┌─ MATERIAL SUPPLIED

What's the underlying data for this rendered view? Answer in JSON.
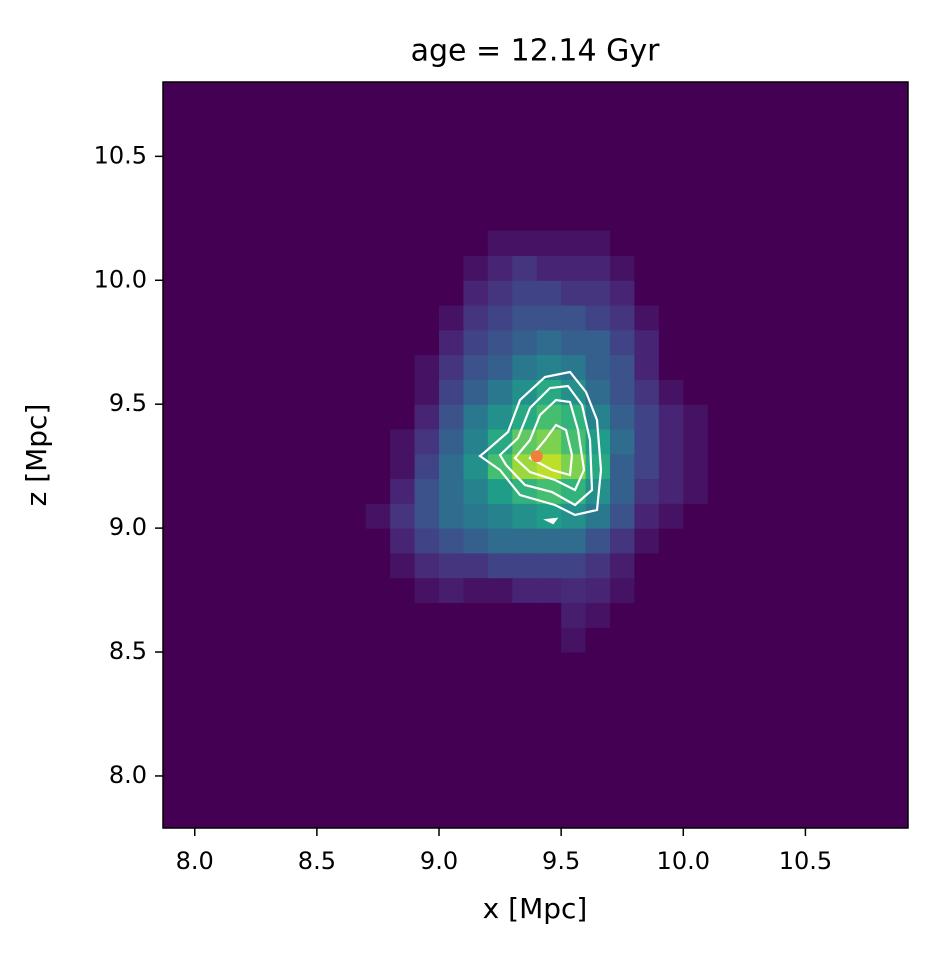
{
  "chart_data": {
    "type": "heatmap2d",
    "title": "age = 12.14 Gyr",
    "x_label": "x [Mpc]",
    "y_label": "z [Mpc]",
    "xlim": [
      7.87,
      10.92
    ],
    "ylim": [
      7.79,
      10.8
    ],
    "xticks": [
      {
        "value": 8.0,
        "label": "8.0"
      },
      8.5,
      {
        "value": 9.0,
        "label": "9.0"
      },
      9.5,
      {
        "value": 10.0,
        "label": "10.0"
      },
      10.5
    ],
    "yticks": [
      {
        "value": 8.0,
        "label": "8.0"
      },
      8.5,
      {
        "value": 9.0,
        "label": "9.0"
      },
      9.5,
      {
        "value": 10.0,
        "label": "10.0"
      },
      10.5
    ],
    "colormap": "viridis",
    "x_bins": [
      8.7,
      8.8,
      8.9,
      9.0,
      9.1,
      9.2,
      9.3,
      9.4,
      9.5,
      9.6,
      9.7,
      9.8,
      9.9,
      10.0,
      10.1,
      10.2
    ],
    "y_bins": [
      8.5,
      8.6,
      8.7,
      8.8,
      8.9,
      9.0,
      9.1,
      9.2,
      9.3,
      9.4,
      9.5,
      9.6,
      9.7,
      9.8,
      9.9,
      10.0,
      10.1,
      10.2
    ],
    "density": [
      [
        0,
        0,
        0,
        0,
        0,
        0,
        0,
        0,
        0.05,
        0,
        0,
        0,
        0,
        0,
        0
      ],
      [
        0,
        0,
        0,
        0,
        0,
        0,
        0,
        0,
        0.08,
        0.05,
        0,
        0,
        0,
        0,
        0
      ],
      [
        0,
        0,
        0.05,
        0.08,
        0.05,
        0.05,
        0.1,
        0.1,
        0.12,
        0.1,
        0.05,
        0,
        0,
        0,
        0
      ],
      [
        0,
        0.05,
        0.12,
        0.15,
        0.15,
        0.2,
        0.2,
        0.2,
        0.2,
        0.15,
        0.08,
        0,
        0,
        0,
        0
      ],
      [
        0,
        0.1,
        0.2,
        0.25,
        0.3,
        0.35,
        0.35,
        0.35,
        0.35,
        0.25,
        0.15,
        0.05,
        0,
        0,
        0
      ],
      [
        0.05,
        0.15,
        0.25,
        0.35,
        0.4,
        0.45,
        0.5,
        0.55,
        0.5,
        0.4,
        0.25,
        0.1,
        0.05,
        0,
        0
      ],
      [
        0,
        0.1,
        0.25,
        0.35,
        0.45,
        0.55,
        0.65,
        0.7,
        0.65,
        0.5,
        0.3,
        0.15,
        0.1,
        0.05,
        0
      ],
      [
        0,
        0.05,
        0.2,
        0.35,
        0.5,
        0.7,
        0.85,
        0.9,
        0.8,
        0.6,
        0.3,
        0.2,
        0.1,
        0.05,
        0
      ],
      [
        0,
        0.05,
        0.15,
        0.3,
        0.45,
        0.6,
        0.75,
        0.8,
        0.7,
        0.55,
        0.35,
        0.2,
        0.1,
        0.05,
        0
      ],
      [
        0,
        0,
        0.1,
        0.25,
        0.4,
        0.5,
        0.6,
        0.7,
        0.65,
        0.45,
        0.3,
        0.2,
        0.1,
        0.05,
        0
      ],
      [
        0,
        0,
        0.05,
        0.2,
        0.3,
        0.4,
        0.5,
        0.6,
        0.5,
        0.35,
        0.25,
        0.15,
        0.05,
        0,
        0
      ],
      [
        0,
        0,
        0.05,
        0.15,
        0.25,
        0.3,
        0.4,
        0.45,
        0.4,
        0.3,
        0.25,
        0.1,
        0,
        0,
        0
      ],
      [
        0,
        0,
        0,
        0.1,
        0.2,
        0.25,
        0.3,
        0.35,
        0.3,
        0.3,
        0.2,
        0.1,
        0,
        0,
        0
      ],
      [
        0,
        0,
        0,
        0.05,
        0.15,
        0.2,
        0.25,
        0.25,
        0.25,
        0.2,
        0.15,
        0.05,
        0,
        0,
        0
      ],
      [
        0,
        0,
        0,
        0,
        0.1,
        0.15,
        0.2,
        0.2,
        0.15,
        0.15,
        0.1,
        0,
        0,
        0,
        0
      ],
      [
        0,
        0,
        0,
        0,
        0.05,
        0.1,
        0.15,
        0.1,
        0.1,
        0.1,
        0.05,
        0,
        0,
        0,
        0
      ],
      [
        0,
        0,
        0,
        0,
        0,
        0.05,
        0.05,
        0.05,
        0.05,
        0.05,
        0,
        0,
        0,
        0,
        0
      ]
    ],
    "center": {
      "x": [
        9.4
      ],
      "y": [
        9.29
      ],
      "color": "#f07f3c"
    }
  }
}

└─

# WHAT IS NEEDED
Print each record exactly as it stands, leaving the images out.

# EXERCISE SOLUTION
What's the underlying data for this rendered view? Answer in JSON.
{
  "chart_data": {
    "type": "heatmap2d",
    "title": "age = 12.14 Gyr",
    "x_label": "x [Mpc]",
    "y_label": "z [Mpc]",
    "xlim": [
      7.87,
      10.92
    ],
    "ylim": [
      7.79,
      10.8
    ],
    "xticks": [
      {
        "value": 8.0,
        "label": "8.0"
      },
      8.5,
      {
        "value": 9.0,
        "label": "9.0"
      },
      9.5,
      {
        "value": 10.0,
        "label": "10.0"
      },
      10.5
    ],
    "yticks": [
      {
        "value": 8.0,
        "label": "8.0"
      },
      8.5,
      {
        "value": 9.0,
        "label": "9.0"
      },
      9.5,
      {
        "value": 10.0,
        "label": "10.0"
      },
      10.5
    ],
    "colormap": "viridis",
    "x_bins": [
      8.7,
      8.8,
      8.9,
      9.0,
      9.1,
      9.2,
      9.3,
      9.4,
      9.5,
      9.6,
      9.7,
      9.8,
      9.9,
      10.0,
      10.1,
      10.2
    ],
    "y_bins": [
      8.5,
      8.6,
      8.7,
      8.8,
      8.9,
      9.0,
      9.1,
      9.2,
      9.3,
      9.4,
      9.5,
      9.6,
      9.7,
      9.8,
      9.9,
      10.0,
      10.1,
      10.2
    ],
    "density": [
      [
        0,
        0,
        0,
        0,
        0,
        0,
        0,
        0,
        0.05,
        0,
        0,
        0,
        0,
        0,
        0
      ],
      [
        0,
        0,
        0,
        0,
        0,
        0,
        0,
        0,
        0.08,
        0.05,
        0,
        0,
        0,
        0,
        0
      ],
      [
        0,
        0,
        0.05,
        0.08,
        0.05,
        0.05,
        0.1,
        0.1,
        0.12,
        0.1,
        0.05,
        0,
        0,
        0,
        0
      ],
      [
        0,
        0.05,
        0.12,
        0.15,
        0.15,
        0.2,
        0.2,
        0.2,
        0.2,
        0.15,
        0.08,
        0,
        0,
        0,
        0
      ],
      [
        0,
        0.1,
        0.2,
        0.25,
        0.3,
        0.35,
        0.35,
        0.35,
        0.35,
        0.25,
        0.15,
        0.05,
        0,
        0,
        0
      ],
      [
        0.05,
        0.15,
        0.25,
        0.35,
        0.4,
        0.45,
        0.5,
        0.55,
        0.5,
        0.4,
        0.25,
        0.1,
        0.05,
        0,
        0
      ],
      [
        0,
        0.1,
        0.25,
        0.35,
        0.45,
        0.55,
        0.65,
        0.7,
        0.65,
        0.5,
        0.3,
        0.15,
        0.1,
        0.05,
        0
      ],
      [
        0,
        0.05,
        0.2,
        0.35,
        0.5,
        0.7,
        0.85,
        0.9,
        0.8,
        0.6,
        0.3,
        0.2,
        0.1,
        0.05,
        0
      ],
      [
        0,
        0.05,
        0.15,
        0.3,
        0.45,
        0.6,
        0.75,
        0.8,
        0.7,
        0.55,
        0.35,
        0.2,
        0.1,
        0.05,
        0
      ],
      [
        0,
        0,
        0.1,
        0.25,
        0.4,
        0.5,
        0.6,
        0.7,
        0.65,
        0.45,
        0.3,
        0.2,
        0.1,
        0.05,
        0
      ],
      [
        0,
        0,
        0.05,
        0.2,
        0.3,
        0.4,
        0.5,
        0.6,
        0.5,
        0.35,
        0.25,
        0.15,
        0.05,
        0,
        0
      ],
      [
        0,
        0,
        0.05,
        0.15,
        0.25,
        0.3,
        0.4,
        0.45,
        0.4,
        0.3,
        0.25,
        0.1,
        0,
        0,
        0
      ],
      [
        0,
        0,
        0,
        0.1,
        0.2,
        0.25,
        0.3,
        0.35,
        0.3,
        0.3,
        0.2,
        0.1,
        0,
        0,
        0
      ],
      [
        0,
        0,
        0,
        0.05,
        0.15,
        0.2,
        0.25,
        0.25,
        0.25,
        0.2,
        0.15,
        0.05,
        0,
        0,
        0
      ],
      [
        0,
        0,
        0,
        0,
        0.1,
        0.15,
        0.2,
        0.2,
        0.15,
        0.15,
        0.1,
        0,
        0,
        0,
        0
      ],
      [
        0,
        0,
        0,
        0,
        0.05,
        0.1,
        0.15,
        0.1,
        0.1,
        0.1,
        0.05,
        0,
        0,
        0,
        0
      ],
      [
        0,
        0,
        0,
        0,
        0,
        0.05,
        0.05,
        0.05,
        0.05,
        0.05,
        0,
        0,
        0,
        0,
        0
      ]
    ],
    "center": {
      "x": [
        9.4
      ],
      "y": [
        9.29
      ],
      "color": "#f07f3c"
    }
  }
}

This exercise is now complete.